Aim of the exercise - Which lines hold the word "background"? Copy each of them.

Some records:
↓
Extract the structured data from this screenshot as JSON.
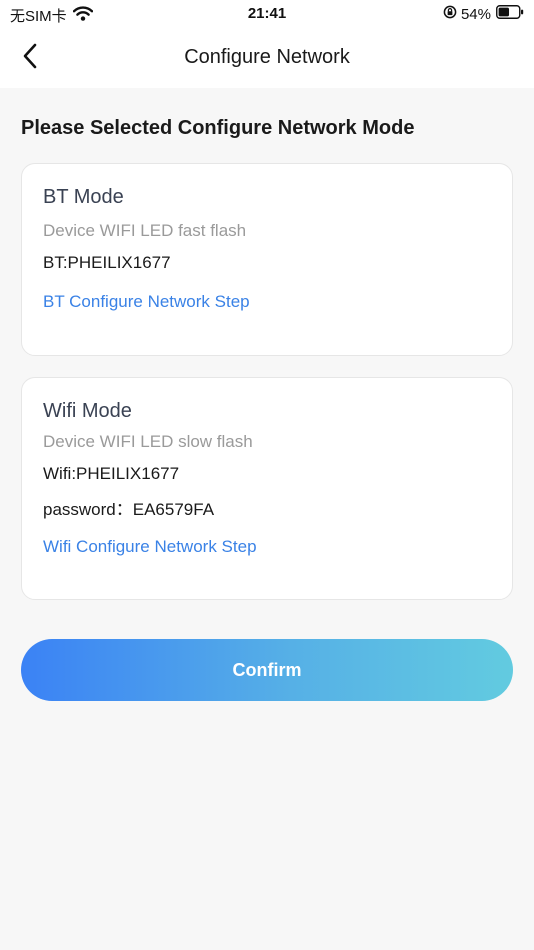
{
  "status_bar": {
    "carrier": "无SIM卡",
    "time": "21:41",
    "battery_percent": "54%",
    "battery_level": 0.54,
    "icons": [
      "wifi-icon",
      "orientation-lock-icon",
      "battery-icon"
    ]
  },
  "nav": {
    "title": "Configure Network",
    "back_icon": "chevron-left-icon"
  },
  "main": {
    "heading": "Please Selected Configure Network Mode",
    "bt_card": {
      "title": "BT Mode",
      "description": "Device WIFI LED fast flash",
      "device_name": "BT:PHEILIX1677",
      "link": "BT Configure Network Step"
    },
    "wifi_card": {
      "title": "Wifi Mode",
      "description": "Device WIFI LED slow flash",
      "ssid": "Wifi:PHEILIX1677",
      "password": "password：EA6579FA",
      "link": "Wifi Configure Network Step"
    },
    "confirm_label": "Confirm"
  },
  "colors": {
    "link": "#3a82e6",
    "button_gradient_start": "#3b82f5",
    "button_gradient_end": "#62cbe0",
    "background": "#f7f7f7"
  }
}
↑
↓
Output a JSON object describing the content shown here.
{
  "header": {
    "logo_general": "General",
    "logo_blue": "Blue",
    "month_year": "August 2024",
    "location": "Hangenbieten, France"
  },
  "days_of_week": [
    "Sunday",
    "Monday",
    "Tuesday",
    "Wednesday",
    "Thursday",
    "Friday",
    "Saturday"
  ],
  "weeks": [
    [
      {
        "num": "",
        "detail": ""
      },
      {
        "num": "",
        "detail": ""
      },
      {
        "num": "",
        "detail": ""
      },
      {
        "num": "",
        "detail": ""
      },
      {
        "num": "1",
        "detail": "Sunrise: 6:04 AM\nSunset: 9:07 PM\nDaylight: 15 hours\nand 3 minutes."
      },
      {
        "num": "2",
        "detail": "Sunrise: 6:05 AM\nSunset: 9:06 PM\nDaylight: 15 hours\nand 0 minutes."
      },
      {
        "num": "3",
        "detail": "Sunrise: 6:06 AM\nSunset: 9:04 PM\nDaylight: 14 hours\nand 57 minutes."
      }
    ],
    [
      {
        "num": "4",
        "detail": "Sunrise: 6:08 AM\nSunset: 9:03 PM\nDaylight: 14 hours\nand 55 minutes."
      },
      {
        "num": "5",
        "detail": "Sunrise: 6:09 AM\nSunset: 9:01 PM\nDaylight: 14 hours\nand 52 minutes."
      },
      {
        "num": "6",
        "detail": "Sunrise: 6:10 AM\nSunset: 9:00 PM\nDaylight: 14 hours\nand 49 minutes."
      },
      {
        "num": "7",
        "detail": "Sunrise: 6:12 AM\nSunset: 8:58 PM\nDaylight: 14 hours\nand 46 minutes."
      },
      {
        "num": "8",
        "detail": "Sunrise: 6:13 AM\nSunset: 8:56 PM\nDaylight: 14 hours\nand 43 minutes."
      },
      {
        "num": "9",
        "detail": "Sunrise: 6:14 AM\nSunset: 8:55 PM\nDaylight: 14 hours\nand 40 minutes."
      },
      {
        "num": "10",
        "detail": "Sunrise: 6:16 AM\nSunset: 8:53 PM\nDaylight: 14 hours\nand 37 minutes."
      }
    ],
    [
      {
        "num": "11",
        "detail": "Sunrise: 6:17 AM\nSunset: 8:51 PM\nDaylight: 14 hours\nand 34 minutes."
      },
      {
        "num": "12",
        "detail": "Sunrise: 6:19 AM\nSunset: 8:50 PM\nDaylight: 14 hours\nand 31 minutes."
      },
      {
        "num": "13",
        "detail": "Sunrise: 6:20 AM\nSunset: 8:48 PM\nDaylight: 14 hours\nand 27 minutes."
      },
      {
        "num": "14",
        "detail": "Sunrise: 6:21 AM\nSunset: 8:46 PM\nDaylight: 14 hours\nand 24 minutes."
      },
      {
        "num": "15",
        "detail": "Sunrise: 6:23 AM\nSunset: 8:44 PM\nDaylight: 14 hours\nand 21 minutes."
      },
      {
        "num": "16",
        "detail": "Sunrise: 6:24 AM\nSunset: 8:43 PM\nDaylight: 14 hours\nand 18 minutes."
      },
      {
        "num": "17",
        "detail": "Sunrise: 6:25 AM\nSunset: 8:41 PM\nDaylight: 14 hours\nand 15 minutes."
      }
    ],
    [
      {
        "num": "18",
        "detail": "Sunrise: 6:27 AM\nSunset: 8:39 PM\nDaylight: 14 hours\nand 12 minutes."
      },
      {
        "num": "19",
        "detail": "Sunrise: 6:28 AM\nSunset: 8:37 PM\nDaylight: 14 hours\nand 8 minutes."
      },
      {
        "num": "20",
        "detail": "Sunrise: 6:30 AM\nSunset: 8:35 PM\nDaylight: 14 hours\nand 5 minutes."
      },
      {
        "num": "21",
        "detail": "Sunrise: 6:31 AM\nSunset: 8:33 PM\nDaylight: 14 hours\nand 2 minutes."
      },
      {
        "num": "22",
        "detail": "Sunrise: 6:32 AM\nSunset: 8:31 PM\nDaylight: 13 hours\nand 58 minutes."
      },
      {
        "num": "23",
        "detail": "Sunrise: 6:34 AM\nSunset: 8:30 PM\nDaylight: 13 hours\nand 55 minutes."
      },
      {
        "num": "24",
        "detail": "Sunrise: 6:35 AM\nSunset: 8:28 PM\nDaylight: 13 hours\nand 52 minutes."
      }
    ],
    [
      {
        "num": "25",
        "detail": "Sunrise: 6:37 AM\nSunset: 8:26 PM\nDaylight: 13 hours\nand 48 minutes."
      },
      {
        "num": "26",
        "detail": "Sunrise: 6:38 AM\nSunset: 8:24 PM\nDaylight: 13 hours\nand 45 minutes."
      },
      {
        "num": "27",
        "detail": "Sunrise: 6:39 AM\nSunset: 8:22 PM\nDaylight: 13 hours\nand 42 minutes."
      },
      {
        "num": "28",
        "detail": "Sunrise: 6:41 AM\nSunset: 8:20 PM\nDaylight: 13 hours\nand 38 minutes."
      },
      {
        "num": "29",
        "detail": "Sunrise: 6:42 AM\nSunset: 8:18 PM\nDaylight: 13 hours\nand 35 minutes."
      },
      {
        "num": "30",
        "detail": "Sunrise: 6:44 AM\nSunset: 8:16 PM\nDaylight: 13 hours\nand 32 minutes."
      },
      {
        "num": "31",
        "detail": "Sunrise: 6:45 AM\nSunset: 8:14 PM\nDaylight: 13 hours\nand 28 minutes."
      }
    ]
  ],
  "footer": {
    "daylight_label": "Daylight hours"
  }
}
↑
↓
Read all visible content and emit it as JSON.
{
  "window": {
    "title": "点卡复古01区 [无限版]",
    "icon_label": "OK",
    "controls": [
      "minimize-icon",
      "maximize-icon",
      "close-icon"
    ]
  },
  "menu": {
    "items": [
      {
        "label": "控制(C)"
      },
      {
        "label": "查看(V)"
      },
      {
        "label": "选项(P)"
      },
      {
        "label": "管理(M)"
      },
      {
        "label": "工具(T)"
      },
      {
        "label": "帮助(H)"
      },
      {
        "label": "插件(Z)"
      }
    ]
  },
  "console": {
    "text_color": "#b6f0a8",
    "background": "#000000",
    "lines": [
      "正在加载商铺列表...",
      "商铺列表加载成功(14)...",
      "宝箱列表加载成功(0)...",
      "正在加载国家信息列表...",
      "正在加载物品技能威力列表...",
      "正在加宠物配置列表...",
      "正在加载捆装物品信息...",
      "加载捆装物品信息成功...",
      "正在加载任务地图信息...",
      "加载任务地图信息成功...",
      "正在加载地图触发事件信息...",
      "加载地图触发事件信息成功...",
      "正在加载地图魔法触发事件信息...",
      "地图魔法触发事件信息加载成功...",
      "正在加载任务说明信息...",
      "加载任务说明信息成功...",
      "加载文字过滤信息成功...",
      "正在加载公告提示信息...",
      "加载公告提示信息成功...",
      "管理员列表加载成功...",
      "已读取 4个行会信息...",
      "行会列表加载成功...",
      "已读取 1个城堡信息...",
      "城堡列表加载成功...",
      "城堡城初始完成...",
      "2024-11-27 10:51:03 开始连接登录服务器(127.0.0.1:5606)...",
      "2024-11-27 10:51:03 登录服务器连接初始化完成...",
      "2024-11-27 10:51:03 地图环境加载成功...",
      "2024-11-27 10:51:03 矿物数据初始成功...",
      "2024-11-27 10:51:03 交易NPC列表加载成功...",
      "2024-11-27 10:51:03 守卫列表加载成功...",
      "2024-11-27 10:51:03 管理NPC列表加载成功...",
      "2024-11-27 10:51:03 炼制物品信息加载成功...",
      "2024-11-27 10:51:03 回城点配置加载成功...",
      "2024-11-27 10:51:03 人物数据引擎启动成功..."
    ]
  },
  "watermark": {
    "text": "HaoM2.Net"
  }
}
↑
Correct output -
    "background": "#f7f7f7"
    "background": "#000000",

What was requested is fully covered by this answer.